RECORDS SHOWN>
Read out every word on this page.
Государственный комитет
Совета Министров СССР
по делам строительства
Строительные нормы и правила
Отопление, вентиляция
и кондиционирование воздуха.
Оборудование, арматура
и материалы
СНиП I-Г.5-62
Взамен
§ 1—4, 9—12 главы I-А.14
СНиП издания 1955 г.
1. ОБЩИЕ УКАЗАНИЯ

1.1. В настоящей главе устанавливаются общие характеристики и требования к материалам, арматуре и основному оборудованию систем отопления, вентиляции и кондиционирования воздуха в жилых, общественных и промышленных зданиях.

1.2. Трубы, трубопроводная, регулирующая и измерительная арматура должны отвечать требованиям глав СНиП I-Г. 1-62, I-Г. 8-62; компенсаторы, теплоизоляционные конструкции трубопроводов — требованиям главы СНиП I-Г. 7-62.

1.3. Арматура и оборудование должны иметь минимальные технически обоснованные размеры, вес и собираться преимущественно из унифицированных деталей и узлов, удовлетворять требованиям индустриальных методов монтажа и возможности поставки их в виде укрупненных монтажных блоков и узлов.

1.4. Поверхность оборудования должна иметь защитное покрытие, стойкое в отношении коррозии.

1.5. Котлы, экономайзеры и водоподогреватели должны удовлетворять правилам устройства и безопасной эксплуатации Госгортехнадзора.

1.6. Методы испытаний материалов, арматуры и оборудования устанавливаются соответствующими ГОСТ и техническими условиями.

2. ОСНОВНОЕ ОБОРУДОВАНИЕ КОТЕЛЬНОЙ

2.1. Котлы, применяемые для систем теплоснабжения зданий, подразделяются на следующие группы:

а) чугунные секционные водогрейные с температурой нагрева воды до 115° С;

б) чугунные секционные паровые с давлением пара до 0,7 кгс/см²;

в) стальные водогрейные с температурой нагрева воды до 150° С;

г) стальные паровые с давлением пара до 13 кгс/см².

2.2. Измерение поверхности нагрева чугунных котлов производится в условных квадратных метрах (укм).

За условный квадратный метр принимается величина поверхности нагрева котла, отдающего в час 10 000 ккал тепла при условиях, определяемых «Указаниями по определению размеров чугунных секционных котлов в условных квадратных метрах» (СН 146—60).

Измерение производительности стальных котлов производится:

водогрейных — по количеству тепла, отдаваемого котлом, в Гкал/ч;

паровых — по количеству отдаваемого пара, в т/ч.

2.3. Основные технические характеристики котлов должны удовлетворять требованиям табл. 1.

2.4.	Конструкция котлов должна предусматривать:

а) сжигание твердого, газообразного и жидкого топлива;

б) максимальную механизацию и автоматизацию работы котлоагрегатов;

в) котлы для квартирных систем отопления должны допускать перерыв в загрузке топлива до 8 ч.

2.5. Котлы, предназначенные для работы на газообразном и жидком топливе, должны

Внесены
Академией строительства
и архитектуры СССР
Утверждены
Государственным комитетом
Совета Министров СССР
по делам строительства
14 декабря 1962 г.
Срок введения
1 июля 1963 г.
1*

==

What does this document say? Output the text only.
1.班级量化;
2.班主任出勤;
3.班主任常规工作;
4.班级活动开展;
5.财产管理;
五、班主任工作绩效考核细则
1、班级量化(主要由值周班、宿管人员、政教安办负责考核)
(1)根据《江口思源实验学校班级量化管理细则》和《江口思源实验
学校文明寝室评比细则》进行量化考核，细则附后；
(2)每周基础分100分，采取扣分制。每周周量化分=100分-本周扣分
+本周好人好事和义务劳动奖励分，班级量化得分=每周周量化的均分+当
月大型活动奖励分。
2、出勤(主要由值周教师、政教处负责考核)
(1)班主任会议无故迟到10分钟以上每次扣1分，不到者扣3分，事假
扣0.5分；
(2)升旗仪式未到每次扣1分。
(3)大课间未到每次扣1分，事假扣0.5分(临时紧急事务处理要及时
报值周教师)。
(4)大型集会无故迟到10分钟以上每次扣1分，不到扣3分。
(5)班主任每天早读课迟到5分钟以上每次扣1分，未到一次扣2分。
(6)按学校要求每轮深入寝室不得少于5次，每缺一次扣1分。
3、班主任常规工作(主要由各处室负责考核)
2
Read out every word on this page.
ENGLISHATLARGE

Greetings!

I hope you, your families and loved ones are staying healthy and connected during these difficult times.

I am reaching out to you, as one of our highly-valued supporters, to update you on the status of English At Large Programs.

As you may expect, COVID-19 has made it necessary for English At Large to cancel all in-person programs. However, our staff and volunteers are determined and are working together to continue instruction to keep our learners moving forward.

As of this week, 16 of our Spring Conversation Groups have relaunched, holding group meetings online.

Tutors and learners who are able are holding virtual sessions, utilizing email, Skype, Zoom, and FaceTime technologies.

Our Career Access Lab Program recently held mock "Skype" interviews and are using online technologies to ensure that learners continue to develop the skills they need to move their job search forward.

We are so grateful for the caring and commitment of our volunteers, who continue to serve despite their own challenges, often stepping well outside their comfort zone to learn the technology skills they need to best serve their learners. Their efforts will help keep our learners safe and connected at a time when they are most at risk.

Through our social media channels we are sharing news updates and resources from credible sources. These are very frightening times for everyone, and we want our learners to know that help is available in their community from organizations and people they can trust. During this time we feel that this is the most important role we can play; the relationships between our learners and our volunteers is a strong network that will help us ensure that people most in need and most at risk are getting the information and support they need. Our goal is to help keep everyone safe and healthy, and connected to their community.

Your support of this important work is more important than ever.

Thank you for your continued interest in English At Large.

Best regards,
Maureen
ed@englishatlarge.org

==

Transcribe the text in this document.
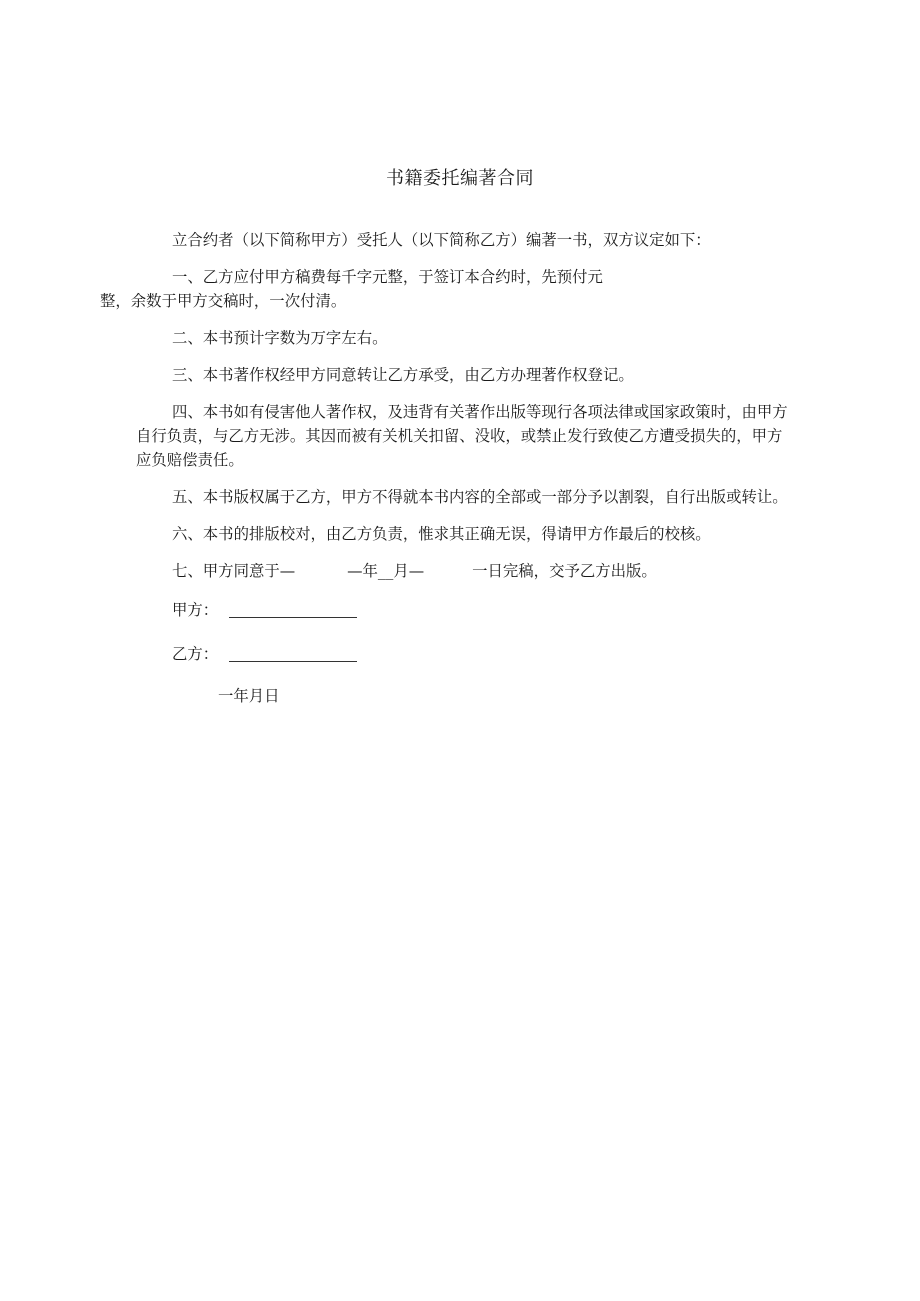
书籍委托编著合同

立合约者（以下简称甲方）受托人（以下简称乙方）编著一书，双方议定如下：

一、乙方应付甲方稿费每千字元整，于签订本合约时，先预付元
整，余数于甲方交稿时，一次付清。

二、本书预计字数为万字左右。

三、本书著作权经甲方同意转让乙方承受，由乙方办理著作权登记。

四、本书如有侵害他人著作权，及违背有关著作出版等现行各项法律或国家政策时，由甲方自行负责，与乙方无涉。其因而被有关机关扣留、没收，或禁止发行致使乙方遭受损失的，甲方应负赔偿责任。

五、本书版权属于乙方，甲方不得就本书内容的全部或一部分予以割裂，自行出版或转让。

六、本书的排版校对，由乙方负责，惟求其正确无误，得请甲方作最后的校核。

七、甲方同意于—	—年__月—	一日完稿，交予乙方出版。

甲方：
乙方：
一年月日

JOB>
Each line above that includes "воды" should be shown.

THE ANSWER>
а) чугунные секционные водогрейные с температурой нагрева воды до 115° С;
в) стальные водогрейные с температурой нагрева воды до 150° С;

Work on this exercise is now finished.